### [PROBLEM]
Of the lines in these entries, how many contain the string "бюджет"? Give the number and nothing else.

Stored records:
───

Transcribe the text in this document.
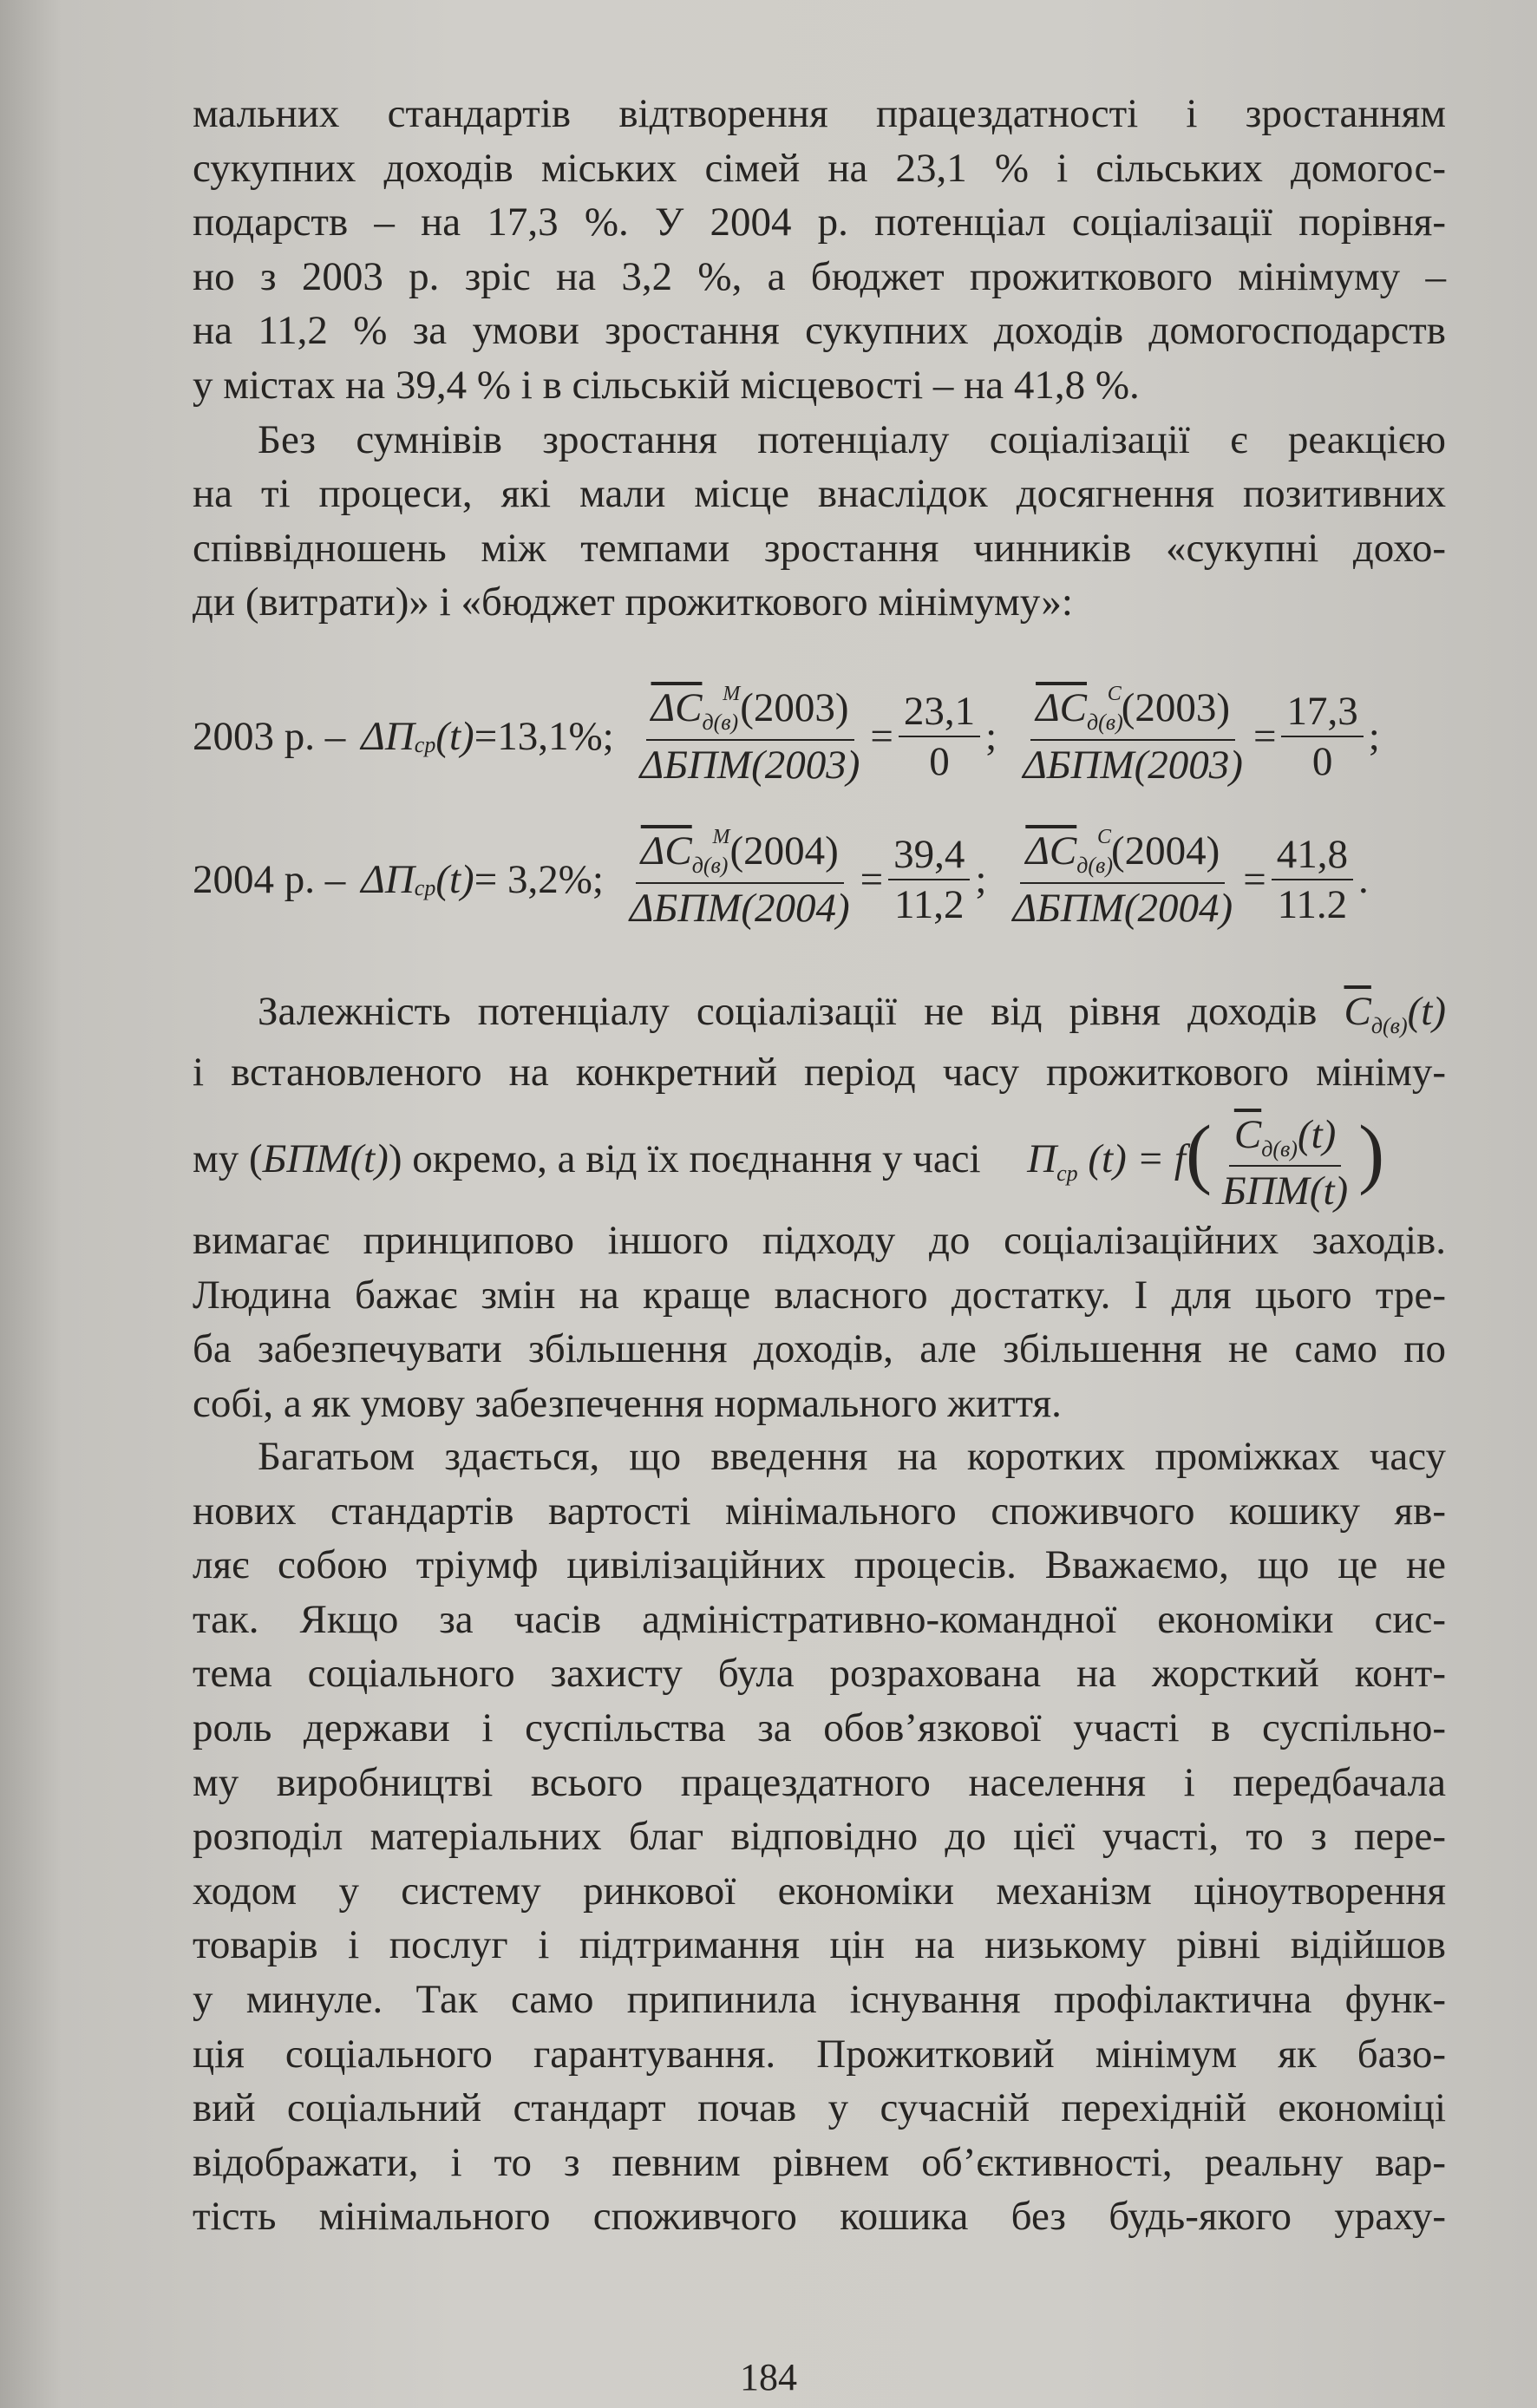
мальних стандартів відтворення працездатності і зростанням
сукупних доходів міських сімей на 23,1 % і сільських домогос-
подарств – на 17,3 %. У 2004 р. потенціал соціалізації порівня-
но з 2003 р. зріс на 3,2 %, а бюджет прожиткового мінімуму –
на 11,2 % за умови зростання сукупних доходів домогосподарств
у містах на 39,4 % і в сільській місцевості – на 41,8 %.
Без сумнівів зростання потенціалу соціалізації є реакцією
на ті процеси, які мали місце внаслідок досягнення позитивних
співвідношень між темпами зростання чинників «сукупні дохо-
ди (витрати)» і «бюджет прожиткового мінімуму»:
2003 р. – ΔП ср (t) =13,1%; $\frac{\overline{\Delta C}_{д(в)}^M(2003)}{\text{ΔБПМ(2003)}} = \frac{23,1}{0}$ ; $\frac{\overline{\Delta C}_{д(в)}^C(2003)}{\text{ΔБПМ(2003)}} = \frac{17,3}{0}$ ;
2004 р. – ΔП ср (t) = 3,2%; $\frac{\overline{\Delta C}_{д(в)}^M(2004)}{\text{ΔБПМ(2004)}} = \frac{39,4}{11,2}$ ; $\frac{\overline{\Delta C}_{д(в)}^C(2004)}{\text{ΔБПМ(2004)}} = \frac{41,8}{11.2}$ .
Залежність потенціалу соціалізації не від рівня доходів $\overline{C}_{д(в)}(t)$
і встановленого на конкретний період часу прожиткового мініму-
му (БПМ(t)) окремо, а від їх поєднання у часі $П_{ср}$ $(t) = f( \frac{\overline{C}_{д(в)}(t)}{\text{БПМ(t)}}$ )
вимагає принципово іншого підходу до соціалізаційних заходів.
Людина бажає змін на краще власного достатку. І для цього тре-
ба забезпечувати збільшення доходів, але збільшення не само по
собі, а як умову забезпечення нормального життя.
Багатьом здається, що введення на коротких проміжках часу
нових стандартів вартості мінімального споживчого кошику яв-
ляє собою тріумф цивілізаційних процесів. Вважаємо, що це не
так. Якщо за часів адміністративно-командної економіки сис-
тема соціального захисту була розрахована на жорсткий конт-
роль держави і суспільства за обов’язкової участі в суспільно-
му виробництві всього працездатного населення і передбачала
розподіл матеріальних благ відповідно до цієї участі, то з пере-
ходом у систему ринкової економіки механізм ціноутворення
товарів і послуг і підтримання цін на низькому рівні відійшов
у минуле. Так само припинила існування профілактична функ-
ція соціального гарантування. Прожитковий мінімум як базо-
вий соціальний стандарт почав у сучасній перехідній економіці
відображати, і то з певним рівнем об’єктивності, реальну вар-
тість мінімального споживчого кошика без будь-якого ураху-
184
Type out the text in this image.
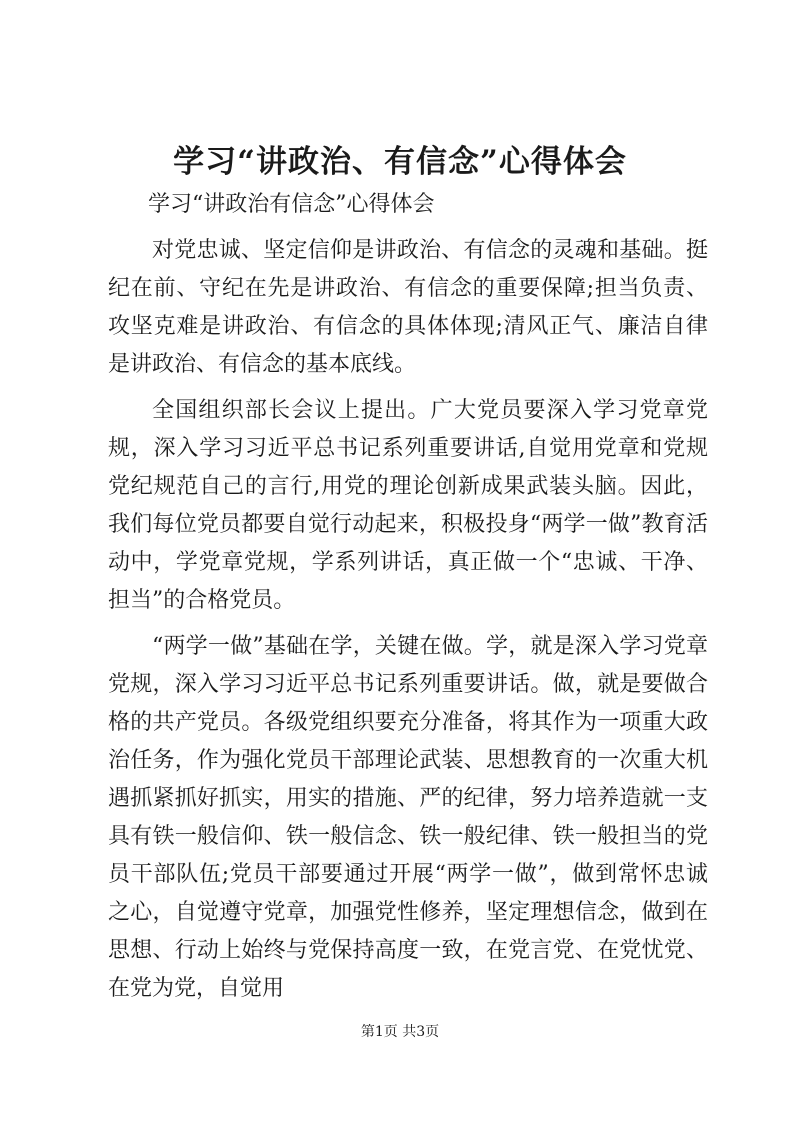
学习“讲政治、有信念”心得体会

学习“讲政治有信念”心得体会

对党忠诚、坚定信仰是讲政治、有信念的灵魂和基础。挺纪在前、守纪在先是讲政治、有信念的重要保障;担当负责、攻坚克难是讲政治、有信念的具体体现;清风正气、廉洁自律是讲政治、有信念的基本底线。

全国组织部长会议上提出。广大党员要深入学习党章党规，深入学习习近平总书记系列重要讲话,自觉用党章和党规党纪规范自己的言行,用党的理论创新成果武装头脑。因此，我们每位党员都要自觉行动起来，积极投身“两学一做”教育活动中，学党章党规，学系列讲话，真正做一个“忠诚、干净、担当”的合格党员。

“两学一做”基础在学，关键在做。学，就是深入学习党章党规，深入学习习近平总书记系列重要讲话。做，就是要做合格的共产党员。各级党组织要充分准备，将其作为一项重大政治任务，作为强化党员干部理论武装、思想教育的一次重大机遇抓紧抓好抓实，用实的措施、严的纪律，努力培养造就一支具有铁一般信仰、铁一般信念、铁一般纪律、铁一般担当的党员干部队伍;党员干部要通过开展“两学一做”，做到常怀忠诚之心，自觉遵守党章，加强党性修养，坚定理想信念，做到在思想、行动上始终与党保持高度一致，在党言党、在党忧党、在党为党，自觉用

第1页 共3页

───

### [FINAL RESULT]
2